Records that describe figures

⟨

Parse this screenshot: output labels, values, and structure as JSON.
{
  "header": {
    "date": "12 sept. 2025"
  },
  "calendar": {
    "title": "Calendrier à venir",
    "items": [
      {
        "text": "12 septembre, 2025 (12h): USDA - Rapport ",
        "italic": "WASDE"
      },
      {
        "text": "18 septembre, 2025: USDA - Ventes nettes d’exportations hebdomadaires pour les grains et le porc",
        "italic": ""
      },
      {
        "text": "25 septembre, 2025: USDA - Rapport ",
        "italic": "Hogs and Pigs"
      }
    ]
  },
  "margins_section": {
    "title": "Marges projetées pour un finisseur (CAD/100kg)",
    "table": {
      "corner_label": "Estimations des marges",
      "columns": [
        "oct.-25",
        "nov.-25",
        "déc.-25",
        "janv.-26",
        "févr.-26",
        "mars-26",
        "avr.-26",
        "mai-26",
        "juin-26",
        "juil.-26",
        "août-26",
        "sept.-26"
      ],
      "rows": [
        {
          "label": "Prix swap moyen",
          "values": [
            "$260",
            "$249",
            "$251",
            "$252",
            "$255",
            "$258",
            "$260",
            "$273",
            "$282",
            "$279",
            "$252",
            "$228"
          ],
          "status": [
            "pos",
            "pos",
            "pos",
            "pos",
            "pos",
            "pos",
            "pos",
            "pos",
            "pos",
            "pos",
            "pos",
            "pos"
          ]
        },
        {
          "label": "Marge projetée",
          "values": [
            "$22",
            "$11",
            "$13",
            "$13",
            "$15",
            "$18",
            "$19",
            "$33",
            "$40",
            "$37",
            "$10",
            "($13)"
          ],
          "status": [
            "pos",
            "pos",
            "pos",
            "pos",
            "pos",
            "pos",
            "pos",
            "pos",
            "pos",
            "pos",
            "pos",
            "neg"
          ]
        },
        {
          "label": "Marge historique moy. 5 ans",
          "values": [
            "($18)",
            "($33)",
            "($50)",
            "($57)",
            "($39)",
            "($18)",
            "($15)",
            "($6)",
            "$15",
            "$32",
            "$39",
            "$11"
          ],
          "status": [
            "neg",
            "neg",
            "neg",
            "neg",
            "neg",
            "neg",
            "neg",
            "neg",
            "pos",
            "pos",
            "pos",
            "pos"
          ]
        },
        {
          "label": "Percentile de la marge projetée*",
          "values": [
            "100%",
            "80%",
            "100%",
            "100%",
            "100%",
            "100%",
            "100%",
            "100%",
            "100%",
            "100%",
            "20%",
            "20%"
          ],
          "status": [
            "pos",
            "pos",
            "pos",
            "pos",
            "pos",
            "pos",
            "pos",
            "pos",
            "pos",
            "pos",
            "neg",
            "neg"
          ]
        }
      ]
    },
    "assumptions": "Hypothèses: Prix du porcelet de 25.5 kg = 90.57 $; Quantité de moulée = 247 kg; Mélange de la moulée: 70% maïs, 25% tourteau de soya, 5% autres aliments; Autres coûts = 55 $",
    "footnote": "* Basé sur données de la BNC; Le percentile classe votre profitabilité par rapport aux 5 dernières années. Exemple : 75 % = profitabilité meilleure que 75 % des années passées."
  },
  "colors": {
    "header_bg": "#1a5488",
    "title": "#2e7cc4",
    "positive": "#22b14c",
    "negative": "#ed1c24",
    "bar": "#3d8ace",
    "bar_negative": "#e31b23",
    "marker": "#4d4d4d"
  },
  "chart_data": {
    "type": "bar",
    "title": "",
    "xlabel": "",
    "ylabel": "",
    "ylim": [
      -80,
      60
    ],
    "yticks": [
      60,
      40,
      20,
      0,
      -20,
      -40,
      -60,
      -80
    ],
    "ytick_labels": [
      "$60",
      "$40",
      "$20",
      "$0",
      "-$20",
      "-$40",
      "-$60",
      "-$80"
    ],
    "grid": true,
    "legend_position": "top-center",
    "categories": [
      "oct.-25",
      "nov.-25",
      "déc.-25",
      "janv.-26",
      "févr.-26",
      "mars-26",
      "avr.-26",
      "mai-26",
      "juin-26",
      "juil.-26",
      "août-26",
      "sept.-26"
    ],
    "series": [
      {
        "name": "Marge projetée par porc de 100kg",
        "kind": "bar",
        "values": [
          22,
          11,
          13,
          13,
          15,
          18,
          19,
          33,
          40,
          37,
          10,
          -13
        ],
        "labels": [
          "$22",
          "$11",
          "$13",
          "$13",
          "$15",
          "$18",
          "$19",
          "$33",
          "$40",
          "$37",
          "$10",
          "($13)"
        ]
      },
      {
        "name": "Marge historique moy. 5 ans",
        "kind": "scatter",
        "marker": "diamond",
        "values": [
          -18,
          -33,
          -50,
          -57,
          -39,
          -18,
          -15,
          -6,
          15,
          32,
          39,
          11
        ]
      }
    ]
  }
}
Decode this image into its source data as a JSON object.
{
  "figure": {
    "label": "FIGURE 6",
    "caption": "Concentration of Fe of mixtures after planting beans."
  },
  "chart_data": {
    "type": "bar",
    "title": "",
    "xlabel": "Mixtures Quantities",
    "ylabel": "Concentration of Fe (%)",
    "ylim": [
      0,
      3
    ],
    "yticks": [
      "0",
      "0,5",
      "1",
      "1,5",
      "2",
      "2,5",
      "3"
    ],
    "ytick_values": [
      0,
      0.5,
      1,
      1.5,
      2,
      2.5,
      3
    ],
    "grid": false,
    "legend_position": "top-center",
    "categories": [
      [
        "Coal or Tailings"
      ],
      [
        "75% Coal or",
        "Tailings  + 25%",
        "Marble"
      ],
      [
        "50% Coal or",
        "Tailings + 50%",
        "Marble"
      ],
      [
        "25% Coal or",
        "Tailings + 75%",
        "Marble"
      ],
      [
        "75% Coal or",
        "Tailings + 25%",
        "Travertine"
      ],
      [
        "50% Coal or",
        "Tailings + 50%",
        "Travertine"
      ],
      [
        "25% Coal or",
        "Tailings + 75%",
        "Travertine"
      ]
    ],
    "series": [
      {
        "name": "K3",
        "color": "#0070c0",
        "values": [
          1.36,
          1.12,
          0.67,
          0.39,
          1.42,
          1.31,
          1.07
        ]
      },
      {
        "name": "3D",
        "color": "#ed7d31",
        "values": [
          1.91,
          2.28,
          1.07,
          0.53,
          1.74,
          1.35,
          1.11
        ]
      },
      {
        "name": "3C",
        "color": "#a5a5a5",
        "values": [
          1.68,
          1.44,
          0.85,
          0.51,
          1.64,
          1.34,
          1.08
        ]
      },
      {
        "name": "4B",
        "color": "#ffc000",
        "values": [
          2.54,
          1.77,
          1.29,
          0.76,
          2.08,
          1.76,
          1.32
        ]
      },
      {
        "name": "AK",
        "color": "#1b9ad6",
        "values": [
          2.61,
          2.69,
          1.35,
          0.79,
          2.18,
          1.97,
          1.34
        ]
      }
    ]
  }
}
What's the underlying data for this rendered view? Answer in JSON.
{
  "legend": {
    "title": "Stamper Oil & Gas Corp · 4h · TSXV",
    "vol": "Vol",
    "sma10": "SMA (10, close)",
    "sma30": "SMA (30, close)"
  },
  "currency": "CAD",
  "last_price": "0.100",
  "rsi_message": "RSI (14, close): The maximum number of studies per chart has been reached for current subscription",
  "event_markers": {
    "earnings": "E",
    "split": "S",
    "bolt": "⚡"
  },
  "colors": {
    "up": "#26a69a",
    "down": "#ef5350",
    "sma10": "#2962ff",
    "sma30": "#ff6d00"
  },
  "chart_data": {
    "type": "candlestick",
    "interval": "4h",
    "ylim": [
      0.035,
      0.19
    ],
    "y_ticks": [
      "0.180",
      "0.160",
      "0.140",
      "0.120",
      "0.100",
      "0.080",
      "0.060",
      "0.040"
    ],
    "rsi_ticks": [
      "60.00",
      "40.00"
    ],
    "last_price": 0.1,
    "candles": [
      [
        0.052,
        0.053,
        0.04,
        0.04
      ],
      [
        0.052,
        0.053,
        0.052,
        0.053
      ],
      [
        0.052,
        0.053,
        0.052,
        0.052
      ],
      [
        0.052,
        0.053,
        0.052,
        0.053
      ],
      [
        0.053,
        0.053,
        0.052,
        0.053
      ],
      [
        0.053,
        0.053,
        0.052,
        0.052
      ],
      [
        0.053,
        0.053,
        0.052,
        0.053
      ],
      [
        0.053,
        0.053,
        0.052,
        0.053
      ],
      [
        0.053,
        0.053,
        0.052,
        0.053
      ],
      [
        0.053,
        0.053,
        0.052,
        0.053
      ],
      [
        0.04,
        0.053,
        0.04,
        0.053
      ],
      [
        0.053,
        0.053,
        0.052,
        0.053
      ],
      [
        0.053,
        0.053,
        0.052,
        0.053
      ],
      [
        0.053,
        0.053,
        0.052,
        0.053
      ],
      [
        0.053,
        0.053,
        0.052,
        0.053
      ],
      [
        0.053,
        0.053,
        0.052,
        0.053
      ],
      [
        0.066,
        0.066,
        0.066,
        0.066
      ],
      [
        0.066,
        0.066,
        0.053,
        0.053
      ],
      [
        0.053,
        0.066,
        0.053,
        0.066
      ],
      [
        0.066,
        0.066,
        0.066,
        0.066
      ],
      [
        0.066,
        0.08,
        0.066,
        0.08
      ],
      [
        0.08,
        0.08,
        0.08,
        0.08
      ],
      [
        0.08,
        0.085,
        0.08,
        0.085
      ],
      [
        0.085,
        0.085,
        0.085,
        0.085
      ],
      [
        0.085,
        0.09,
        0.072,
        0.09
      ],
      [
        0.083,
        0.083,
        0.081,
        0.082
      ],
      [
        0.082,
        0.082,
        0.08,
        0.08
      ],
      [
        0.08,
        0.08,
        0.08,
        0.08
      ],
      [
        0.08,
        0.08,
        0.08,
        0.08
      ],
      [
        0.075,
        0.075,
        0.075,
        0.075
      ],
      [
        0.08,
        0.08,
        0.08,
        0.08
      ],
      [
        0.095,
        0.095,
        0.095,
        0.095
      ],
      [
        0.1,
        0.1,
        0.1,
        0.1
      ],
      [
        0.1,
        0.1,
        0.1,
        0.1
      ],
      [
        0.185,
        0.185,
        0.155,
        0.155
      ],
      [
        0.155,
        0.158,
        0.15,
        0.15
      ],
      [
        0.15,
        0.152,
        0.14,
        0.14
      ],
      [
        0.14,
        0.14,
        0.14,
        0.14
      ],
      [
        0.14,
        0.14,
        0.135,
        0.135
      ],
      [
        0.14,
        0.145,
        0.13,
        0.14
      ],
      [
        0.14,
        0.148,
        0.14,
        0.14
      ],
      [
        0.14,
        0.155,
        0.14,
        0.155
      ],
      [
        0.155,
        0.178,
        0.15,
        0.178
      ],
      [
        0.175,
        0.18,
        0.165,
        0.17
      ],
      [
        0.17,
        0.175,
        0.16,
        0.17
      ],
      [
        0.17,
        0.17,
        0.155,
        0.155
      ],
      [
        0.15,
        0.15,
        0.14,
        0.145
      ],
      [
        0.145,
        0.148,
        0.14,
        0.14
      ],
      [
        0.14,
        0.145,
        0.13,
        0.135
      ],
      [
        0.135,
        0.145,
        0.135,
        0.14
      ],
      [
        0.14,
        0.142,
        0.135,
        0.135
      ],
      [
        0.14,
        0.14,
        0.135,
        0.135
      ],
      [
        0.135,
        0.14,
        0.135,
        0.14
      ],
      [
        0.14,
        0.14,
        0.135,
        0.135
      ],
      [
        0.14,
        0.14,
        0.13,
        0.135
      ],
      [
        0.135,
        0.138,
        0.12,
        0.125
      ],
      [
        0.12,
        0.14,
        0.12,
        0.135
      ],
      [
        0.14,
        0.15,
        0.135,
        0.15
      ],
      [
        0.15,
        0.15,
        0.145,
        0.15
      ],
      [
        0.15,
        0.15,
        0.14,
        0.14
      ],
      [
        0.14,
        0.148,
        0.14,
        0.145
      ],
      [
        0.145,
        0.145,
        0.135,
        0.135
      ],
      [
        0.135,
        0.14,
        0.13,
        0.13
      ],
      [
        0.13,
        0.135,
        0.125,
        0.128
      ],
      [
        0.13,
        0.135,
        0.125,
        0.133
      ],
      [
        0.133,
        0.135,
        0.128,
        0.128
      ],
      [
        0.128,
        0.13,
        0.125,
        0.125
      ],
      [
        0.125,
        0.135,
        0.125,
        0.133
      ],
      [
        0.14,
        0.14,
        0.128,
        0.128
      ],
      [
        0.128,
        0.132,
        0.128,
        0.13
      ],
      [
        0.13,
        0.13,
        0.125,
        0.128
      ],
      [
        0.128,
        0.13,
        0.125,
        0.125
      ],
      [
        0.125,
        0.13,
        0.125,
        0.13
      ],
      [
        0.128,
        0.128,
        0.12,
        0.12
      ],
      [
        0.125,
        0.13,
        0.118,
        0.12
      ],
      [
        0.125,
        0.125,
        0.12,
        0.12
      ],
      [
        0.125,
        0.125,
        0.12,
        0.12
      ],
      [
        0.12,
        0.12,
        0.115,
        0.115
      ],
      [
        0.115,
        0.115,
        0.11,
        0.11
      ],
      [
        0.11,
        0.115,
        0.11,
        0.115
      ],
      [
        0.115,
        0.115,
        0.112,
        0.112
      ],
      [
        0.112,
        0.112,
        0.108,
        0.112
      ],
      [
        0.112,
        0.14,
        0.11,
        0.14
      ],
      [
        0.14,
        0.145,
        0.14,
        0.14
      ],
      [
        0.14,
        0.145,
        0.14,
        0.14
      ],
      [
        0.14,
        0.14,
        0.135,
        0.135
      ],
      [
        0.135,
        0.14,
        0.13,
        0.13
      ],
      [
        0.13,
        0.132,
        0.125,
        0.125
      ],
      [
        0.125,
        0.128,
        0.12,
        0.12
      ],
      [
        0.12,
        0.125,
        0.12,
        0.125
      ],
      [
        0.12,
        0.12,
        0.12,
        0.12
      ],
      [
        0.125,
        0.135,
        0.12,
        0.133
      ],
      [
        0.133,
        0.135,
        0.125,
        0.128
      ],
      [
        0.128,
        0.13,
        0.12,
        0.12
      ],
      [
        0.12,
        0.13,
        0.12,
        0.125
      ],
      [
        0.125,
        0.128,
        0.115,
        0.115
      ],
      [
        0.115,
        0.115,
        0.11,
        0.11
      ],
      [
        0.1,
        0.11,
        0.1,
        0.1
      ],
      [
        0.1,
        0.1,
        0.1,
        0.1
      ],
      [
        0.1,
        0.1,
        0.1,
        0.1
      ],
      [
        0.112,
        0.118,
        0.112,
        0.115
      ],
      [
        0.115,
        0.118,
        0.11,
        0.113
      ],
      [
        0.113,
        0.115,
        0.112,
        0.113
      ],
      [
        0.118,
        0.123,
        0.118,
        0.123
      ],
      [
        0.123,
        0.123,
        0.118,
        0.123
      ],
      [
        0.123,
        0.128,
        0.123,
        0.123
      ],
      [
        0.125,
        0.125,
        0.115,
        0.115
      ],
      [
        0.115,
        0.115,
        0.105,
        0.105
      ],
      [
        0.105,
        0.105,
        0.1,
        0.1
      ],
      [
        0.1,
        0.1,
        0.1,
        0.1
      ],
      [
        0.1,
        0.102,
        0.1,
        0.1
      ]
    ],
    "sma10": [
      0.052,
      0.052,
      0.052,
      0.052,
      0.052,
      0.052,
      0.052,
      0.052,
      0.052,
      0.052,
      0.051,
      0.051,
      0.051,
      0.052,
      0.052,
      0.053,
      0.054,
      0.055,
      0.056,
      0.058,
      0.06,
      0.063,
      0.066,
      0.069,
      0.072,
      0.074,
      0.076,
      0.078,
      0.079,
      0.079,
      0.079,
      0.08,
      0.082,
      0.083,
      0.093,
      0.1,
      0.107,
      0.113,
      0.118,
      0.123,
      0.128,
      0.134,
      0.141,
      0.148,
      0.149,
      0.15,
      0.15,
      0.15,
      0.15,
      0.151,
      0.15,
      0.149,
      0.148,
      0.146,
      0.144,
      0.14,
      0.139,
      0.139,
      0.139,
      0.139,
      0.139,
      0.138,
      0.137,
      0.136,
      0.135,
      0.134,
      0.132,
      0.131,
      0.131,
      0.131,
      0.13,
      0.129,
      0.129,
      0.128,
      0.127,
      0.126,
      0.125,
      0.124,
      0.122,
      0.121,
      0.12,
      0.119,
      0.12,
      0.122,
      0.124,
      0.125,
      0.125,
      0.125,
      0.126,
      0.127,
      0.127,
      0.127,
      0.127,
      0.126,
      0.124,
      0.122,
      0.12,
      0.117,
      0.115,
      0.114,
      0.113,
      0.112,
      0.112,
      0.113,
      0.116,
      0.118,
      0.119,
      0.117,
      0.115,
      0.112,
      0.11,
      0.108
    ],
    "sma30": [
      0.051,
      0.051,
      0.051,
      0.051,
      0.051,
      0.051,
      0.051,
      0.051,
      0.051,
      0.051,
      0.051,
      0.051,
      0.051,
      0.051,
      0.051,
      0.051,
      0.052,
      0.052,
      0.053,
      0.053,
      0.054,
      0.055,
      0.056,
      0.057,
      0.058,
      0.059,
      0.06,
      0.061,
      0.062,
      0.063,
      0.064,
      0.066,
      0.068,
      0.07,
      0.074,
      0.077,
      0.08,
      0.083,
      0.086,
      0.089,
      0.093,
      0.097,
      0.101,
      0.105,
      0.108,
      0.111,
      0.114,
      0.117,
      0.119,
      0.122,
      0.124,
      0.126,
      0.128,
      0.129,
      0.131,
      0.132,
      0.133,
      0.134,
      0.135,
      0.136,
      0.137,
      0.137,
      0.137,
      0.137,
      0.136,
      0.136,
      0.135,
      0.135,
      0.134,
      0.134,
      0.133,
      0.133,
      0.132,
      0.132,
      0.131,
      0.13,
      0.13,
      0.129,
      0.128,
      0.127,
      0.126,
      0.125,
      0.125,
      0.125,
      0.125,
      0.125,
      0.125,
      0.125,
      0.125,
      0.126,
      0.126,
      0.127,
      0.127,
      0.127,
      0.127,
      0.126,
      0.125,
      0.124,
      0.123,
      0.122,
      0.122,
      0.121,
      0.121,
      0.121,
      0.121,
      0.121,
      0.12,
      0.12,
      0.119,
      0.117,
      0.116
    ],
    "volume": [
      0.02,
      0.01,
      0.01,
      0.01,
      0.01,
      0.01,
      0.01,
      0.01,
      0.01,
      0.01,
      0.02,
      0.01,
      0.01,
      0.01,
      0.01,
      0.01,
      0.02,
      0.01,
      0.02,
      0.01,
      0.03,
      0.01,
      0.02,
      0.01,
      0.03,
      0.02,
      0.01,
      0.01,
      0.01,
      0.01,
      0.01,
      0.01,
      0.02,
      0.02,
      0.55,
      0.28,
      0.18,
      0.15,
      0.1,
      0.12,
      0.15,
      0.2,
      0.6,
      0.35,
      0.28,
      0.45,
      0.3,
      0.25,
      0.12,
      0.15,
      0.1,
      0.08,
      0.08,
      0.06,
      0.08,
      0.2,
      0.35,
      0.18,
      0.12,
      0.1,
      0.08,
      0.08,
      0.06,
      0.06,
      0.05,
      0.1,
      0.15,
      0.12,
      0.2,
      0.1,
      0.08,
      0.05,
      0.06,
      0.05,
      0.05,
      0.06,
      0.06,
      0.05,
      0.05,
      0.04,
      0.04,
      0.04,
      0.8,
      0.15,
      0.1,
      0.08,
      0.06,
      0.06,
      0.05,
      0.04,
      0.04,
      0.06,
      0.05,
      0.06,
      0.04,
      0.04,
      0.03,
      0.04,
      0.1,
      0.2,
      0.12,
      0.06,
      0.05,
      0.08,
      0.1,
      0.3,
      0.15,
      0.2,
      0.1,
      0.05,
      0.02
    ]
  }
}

⟩

Go over the data above and copy every line that has the word "Concentration" in it.

Full solution:
    "caption": "Concentration of Fe of mixtures after planting beans."
    "ylabel": "Concentration of Fe (%)",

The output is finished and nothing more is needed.